Find each line containing the string "المنام" and return it.
--- START OF TASK DATA ---
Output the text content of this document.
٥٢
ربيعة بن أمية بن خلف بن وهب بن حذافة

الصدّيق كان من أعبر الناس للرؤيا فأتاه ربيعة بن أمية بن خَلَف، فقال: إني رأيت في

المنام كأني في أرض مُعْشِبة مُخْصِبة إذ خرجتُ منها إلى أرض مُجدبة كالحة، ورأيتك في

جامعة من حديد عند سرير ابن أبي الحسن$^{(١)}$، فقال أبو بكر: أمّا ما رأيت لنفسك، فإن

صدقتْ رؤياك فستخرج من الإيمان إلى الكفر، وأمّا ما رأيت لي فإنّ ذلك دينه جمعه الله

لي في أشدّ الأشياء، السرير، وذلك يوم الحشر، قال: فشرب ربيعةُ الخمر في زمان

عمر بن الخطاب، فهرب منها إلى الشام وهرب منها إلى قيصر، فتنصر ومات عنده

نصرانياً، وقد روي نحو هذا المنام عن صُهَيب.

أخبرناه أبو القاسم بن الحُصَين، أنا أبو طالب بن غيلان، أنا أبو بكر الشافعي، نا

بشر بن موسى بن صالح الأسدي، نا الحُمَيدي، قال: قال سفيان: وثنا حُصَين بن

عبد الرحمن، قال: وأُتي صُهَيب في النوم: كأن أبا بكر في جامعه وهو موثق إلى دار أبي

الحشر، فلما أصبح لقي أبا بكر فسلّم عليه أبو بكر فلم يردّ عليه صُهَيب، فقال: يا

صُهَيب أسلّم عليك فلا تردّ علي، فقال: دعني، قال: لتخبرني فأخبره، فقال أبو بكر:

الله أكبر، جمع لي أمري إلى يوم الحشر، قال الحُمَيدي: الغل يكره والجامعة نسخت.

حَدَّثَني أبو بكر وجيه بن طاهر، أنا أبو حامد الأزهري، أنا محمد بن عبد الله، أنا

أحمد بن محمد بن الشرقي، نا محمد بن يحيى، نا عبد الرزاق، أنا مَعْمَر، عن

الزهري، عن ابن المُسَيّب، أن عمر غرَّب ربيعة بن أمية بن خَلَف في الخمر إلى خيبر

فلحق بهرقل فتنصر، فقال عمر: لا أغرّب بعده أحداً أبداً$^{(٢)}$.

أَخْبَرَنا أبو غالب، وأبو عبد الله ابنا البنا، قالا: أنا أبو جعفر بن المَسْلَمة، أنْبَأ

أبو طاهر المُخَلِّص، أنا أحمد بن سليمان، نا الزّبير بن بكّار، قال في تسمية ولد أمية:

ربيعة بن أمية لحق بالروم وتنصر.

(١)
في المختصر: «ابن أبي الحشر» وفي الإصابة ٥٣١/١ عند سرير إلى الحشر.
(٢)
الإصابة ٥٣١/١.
--- END OF TASK DATA ---
> SOLVED PROBLEM
المنام كأني في أرض مُعْشِبة مُخْصِبة إذ خرجتُ منها إلى أرض مُجدبة كالحة، ورأيتك في
نصرانياً، وقد روي نحو هذا المنام عن صُهَيب.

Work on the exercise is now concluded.